| Request |
For each line that holds "future", copy the line out.

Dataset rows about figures

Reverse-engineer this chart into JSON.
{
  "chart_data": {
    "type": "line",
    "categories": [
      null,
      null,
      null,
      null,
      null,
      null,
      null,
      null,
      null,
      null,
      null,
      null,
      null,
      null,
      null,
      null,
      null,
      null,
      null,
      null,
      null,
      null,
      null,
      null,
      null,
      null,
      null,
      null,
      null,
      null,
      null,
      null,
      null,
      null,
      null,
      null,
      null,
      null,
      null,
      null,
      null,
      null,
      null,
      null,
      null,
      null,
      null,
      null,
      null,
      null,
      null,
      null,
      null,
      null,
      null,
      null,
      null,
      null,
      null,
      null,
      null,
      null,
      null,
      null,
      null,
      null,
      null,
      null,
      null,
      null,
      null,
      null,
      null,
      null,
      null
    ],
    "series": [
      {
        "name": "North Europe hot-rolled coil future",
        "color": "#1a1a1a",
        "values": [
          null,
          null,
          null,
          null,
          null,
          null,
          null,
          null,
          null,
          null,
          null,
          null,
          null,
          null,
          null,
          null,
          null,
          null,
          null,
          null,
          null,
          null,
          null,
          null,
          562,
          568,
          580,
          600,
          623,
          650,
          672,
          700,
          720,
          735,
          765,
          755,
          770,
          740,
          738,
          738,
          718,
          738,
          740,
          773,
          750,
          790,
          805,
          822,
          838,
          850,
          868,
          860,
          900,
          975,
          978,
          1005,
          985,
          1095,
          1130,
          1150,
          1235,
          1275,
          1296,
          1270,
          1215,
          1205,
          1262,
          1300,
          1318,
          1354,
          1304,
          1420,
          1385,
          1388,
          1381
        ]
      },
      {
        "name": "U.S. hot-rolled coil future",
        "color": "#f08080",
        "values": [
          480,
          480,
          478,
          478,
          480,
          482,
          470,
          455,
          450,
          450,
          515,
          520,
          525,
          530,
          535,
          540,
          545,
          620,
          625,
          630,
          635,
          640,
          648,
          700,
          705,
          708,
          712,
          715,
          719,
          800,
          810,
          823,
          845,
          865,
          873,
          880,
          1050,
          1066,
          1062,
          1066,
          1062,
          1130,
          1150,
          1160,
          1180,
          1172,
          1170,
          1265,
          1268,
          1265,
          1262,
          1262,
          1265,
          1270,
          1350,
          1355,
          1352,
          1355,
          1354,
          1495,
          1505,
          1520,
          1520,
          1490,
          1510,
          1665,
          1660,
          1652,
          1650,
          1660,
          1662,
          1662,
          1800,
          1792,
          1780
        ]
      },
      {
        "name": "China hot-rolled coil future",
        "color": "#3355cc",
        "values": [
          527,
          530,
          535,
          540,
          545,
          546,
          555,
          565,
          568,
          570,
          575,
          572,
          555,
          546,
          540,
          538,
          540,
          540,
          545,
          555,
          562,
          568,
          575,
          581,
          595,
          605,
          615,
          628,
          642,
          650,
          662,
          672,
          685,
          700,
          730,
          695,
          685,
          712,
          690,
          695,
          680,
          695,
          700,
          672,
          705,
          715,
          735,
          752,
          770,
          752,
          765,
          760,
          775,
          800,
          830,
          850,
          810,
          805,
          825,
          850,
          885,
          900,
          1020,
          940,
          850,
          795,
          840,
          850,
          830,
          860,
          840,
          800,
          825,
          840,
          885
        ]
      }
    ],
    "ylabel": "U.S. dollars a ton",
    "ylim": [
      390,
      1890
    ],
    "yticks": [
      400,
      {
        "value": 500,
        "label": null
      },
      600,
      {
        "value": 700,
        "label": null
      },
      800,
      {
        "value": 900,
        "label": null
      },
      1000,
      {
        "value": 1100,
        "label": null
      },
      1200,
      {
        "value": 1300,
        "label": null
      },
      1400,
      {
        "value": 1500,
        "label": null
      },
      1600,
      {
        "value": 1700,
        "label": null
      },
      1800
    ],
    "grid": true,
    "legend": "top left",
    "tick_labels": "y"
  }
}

| Right answer |
        "name": "North Europe hot-rolled coil future",
        "name": "U.S. hot-rolled coil future",
        "name": "China hot-rolled coil future",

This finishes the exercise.